** start of INPUT MATERIAL **

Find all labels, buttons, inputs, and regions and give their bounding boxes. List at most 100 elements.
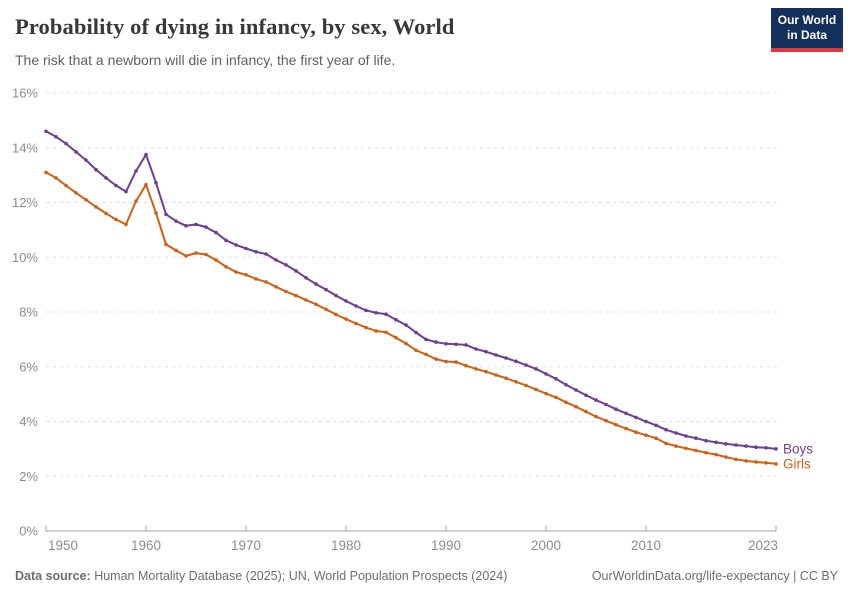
girls-point[interactable] bbox=[524, 383, 528, 388]
boys-point[interactable] bbox=[634, 415, 638, 420]
girls-point[interactable] bbox=[254, 277, 258, 281]
boys-point[interactable] bbox=[264, 252, 268, 256]
boys-point[interactable] bbox=[184, 224, 188, 228]
boys-point[interactable] bbox=[324, 287, 328, 292]
girls-point[interactable] bbox=[734, 457, 738, 462]
boys-point[interactable] bbox=[534, 367, 538, 371]
girls-point[interactable] bbox=[614, 423, 618, 427]
girls-point[interactable] bbox=[744, 459, 748, 463]
girls-point[interactable] bbox=[354, 321, 358, 326]
boys-point[interactable] bbox=[664, 427, 668, 432]
girls-point[interactable] bbox=[44, 170, 48, 175]
series-label-boys[interactable]: Boys bbox=[783, 441, 813, 456]
girls-point[interactable] bbox=[674, 444, 678, 448]
boys-point[interactable] bbox=[84, 158, 88, 162]
girls-point[interactable] bbox=[144, 182, 148, 187]
girls-point[interactable] bbox=[414, 348, 418, 353]
girls-point[interactable] bbox=[304, 298, 308, 302]
girls-point[interactable] bbox=[364, 325, 368, 330]
boys-point[interactable] bbox=[204, 225, 208, 229]
girls-point[interactable] bbox=[634, 430, 638, 435]
girls-point[interactable] bbox=[214, 258, 218, 262]
girls-point[interactable] bbox=[284, 289, 288, 294]
boys-point[interactable] bbox=[104, 176, 108, 180]
boys-point[interactable] bbox=[64, 141, 68, 146]
boys-point[interactable] bbox=[354, 304, 358, 308]
citation-link[interactable]: OurWorldinData.org/life-expectancy | CC … bbox=[591, 569, 838, 583]
boys-point[interactable] bbox=[114, 183, 118, 188]
boys-point[interactable] bbox=[524, 363, 528, 367]
girls-point[interactable] bbox=[704, 450, 708, 455]
girls-point[interactable] bbox=[204, 252, 208, 257]
boys-point[interactable] bbox=[704, 438, 708, 443]
boys-point[interactable] bbox=[394, 317, 398, 322]
girls-point[interactable] bbox=[194, 251, 198, 255]
girls-point[interactable] bbox=[464, 363, 468, 368]
boys-point[interactable] bbox=[504, 356, 508, 360]
boys-point[interactable] bbox=[514, 359, 518, 364]
boys-point[interactable] bbox=[574, 388, 578, 392]
girls-point[interactable] bbox=[344, 317, 348, 321]
boys-point[interactable] bbox=[644, 419, 648, 424]
boys-point[interactable] bbox=[494, 353, 498, 357]
boys-point[interactable] bbox=[284, 263, 288, 267]
girls-point[interactable] bbox=[294, 293, 298, 298]
girls-point[interactable] bbox=[644, 433, 648, 438]
boys-point[interactable] bbox=[274, 258, 278, 262]
boys-point[interactable] bbox=[454, 342, 458, 347]
girls-point[interactable] bbox=[424, 352, 428, 357]
boys-point[interactable] bbox=[444, 342, 448, 346]
girls-point[interactable] bbox=[554, 395, 558, 400]
boys-point[interactable] bbox=[144, 152, 148, 157]
boys-point[interactable] bbox=[764, 446, 768, 450]
boys-point[interactable] bbox=[134, 169, 138, 173]
boys-point[interactable] bbox=[414, 330, 418, 335]
girls-point[interactable] bbox=[74, 191, 78, 195]
boys-point[interactable] bbox=[164, 212, 168, 217]
girls-point[interactable] bbox=[324, 307, 328, 312]
boys-point[interactable] bbox=[174, 219, 178, 223]
girls-point[interactable] bbox=[454, 360, 458, 364]
girls-line[interactable] bbox=[45, 171, 777, 465]
girls-point[interactable] bbox=[764, 461, 768, 465]
girls-point[interactable] bbox=[724, 455, 728, 459]
boys-point[interactable] bbox=[94, 167, 98, 172]
series-label-girls[interactable]: Girls bbox=[783, 456, 811, 471]
boys-point[interactable] bbox=[604, 402, 608, 407]
boys-point[interactable] bbox=[154, 181, 158, 185]
boys-point[interactable] bbox=[484, 349, 488, 354]
girls-point[interactable] bbox=[564, 400, 568, 405]
boys-point[interactable] bbox=[214, 230, 218, 235]
boys-point[interactable] bbox=[254, 250, 258, 254]
boys-point[interactable] bbox=[774, 447, 778, 451]
boys-point[interactable] bbox=[594, 398, 598, 402]
girls-point[interactable] bbox=[164, 242, 168, 247]
boys-point[interactable] bbox=[424, 337, 428, 342]
girls-point[interactable] bbox=[174, 248, 178, 253]
boys-point[interactable] bbox=[294, 269, 298, 273]
girls-point[interactable] bbox=[514, 380, 518, 384]
boys-point[interactable] bbox=[124, 189, 128, 194]
girls-point[interactable] bbox=[624, 426, 628, 431]
boys-point[interactable] bbox=[614, 407, 618, 412]
girls-point[interactable] bbox=[104, 211, 108, 216]
girls-point[interactable] bbox=[434, 357, 438, 361]
girls-point[interactable] bbox=[234, 270, 238, 274]
boys-point[interactable] bbox=[654, 423, 658, 428]
owid-logo[interactable]: Our World in Data bbox=[771, 8, 843, 52]
boys-point[interactable] bbox=[44, 129, 48, 134]
girls-point[interactable] bbox=[604, 418, 608, 423]
girls-point[interactable] bbox=[134, 199, 138, 203]
girls-point[interactable] bbox=[684, 446, 688, 451]
boys-point[interactable] bbox=[714, 440, 718, 445]
boys-point[interactable] bbox=[344, 299, 348, 303]
girls-point[interactable] bbox=[64, 183, 68, 188]
girls-point[interactable] bbox=[264, 280, 268, 284]
girls-point[interactable] bbox=[384, 330, 388, 335]
boys-point[interactable] bbox=[74, 150, 78, 154]
girls-point[interactable] bbox=[774, 462, 778, 466]
girls-point[interactable] bbox=[544, 391, 548, 396]
boys-point[interactable] bbox=[554, 377, 558, 381]
girls-point[interactable] bbox=[224, 265, 228, 269]
boys-point[interactable] bbox=[54, 135, 58, 139]
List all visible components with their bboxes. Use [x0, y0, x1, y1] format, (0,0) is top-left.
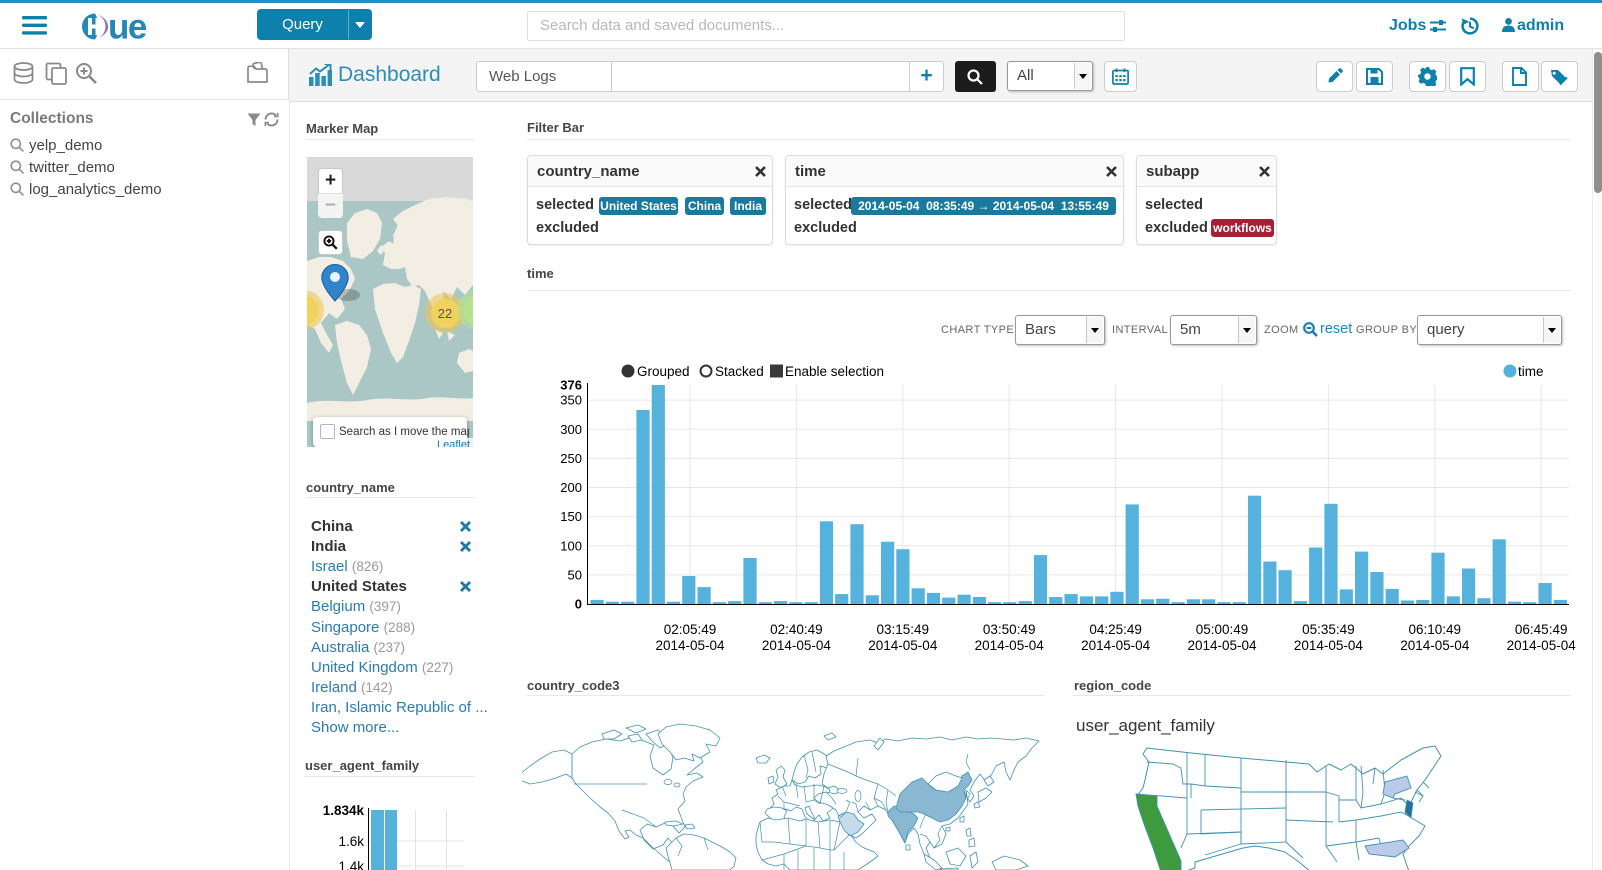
- svg-text:2014-05-04: 2014-05-04: [1507, 638, 1577, 653]
- svg-text:2014-05-04: 2014-05-04: [655, 638, 725, 653]
- svg-text:350: 350: [560, 393, 582, 408]
- svg-text:ue: ue: [108, 12, 147, 41]
- svg-text:2014-05-04: 2014-05-04: [868, 638, 938, 653]
- svg-text:0: 0: [575, 597, 582, 612]
- svg-text:03:50:49: 03:50:49: [983, 622, 1036, 637]
- svg-text:2014-05-04: 2014-05-04: [975, 638, 1045, 653]
- svg-text:1.834k: 1.834k: [323, 803, 365, 818]
- svg-text:200: 200: [560, 480, 582, 495]
- svg-text:300: 300: [560, 422, 582, 437]
- svg-text:150: 150: [560, 509, 582, 524]
- svg-text:Stacked: Stacked: [715, 364, 764, 379]
- svg-text:05:35:49: 05:35:49: [1302, 622, 1355, 637]
- svg-text:02:40:49: 02:40:49: [770, 622, 823, 637]
- svg-text:376: 376: [560, 378, 582, 393]
- svg-text:2014-05-04: 2014-05-04: [1294, 638, 1364, 653]
- svg-text:1.6k: 1.6k: [338, 834, 364, 849]
- svg-text:05:00:49: 05:00:49: [1196, 622, 1249, 637]
- svg-text:time: time: [1518, 364, 1544, 379]
- svg-text:06:10:49: 06:10:49: [1409, 622, 1462, 637]
- svg-text:06:45:49: 06:45:49: [1515, 622, 1568, 637]
- svg-text:100: 100: [560, 538, 582, 553]
- svg-text:04:25:49: 04:25:49: [1089, 622, 1142, 637]
- svg-text:03:15:49: 03:15:49: [877, 622, 930, 637]
- svg-text:2014-05-04: 2014-05-04: [1187, 638, 1257, 653]
- svg-text:Grouped: Grouped: [637, 364, 690, 379]
- svg-text:50: 50: [568, 567, 582, 582]
- svg-text:2014-05-04: 2014-05-04: [762, 638, 832, 653]
- svg-text:2014-05-04: 2014-05-04: [1400, 638, 1470, 653]
- svg-text:1.4k: 1.4k: [338, 859, 364, 870]
- svg-text:02:05:49: 02:05:49: [664, 622, 717, 637]
- svg-text:2014-05-04: 2014-05-04: [1081, 638, 1151, 653]
- svg-text:Enable selection: Enable selection: [785, 364, 884, 379]
- svg-text:250: 250: [560, 451, 582, 466]
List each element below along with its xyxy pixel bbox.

** end of INPUT MATERIAL **

### [REQUIREMENTS]
Pick out and copy each line in the records above that contains the string "List". Capital and small letters must match.

### [REPLY]
Find all labels, buttons, inputs, and regions and give their bounding boxes. List at most 100 elements.
List all visible components with their bboxes. Use [x0, y0, x1, y1] format, (0,0) is top-left.
List each element below along with its xyxy pixel bbox.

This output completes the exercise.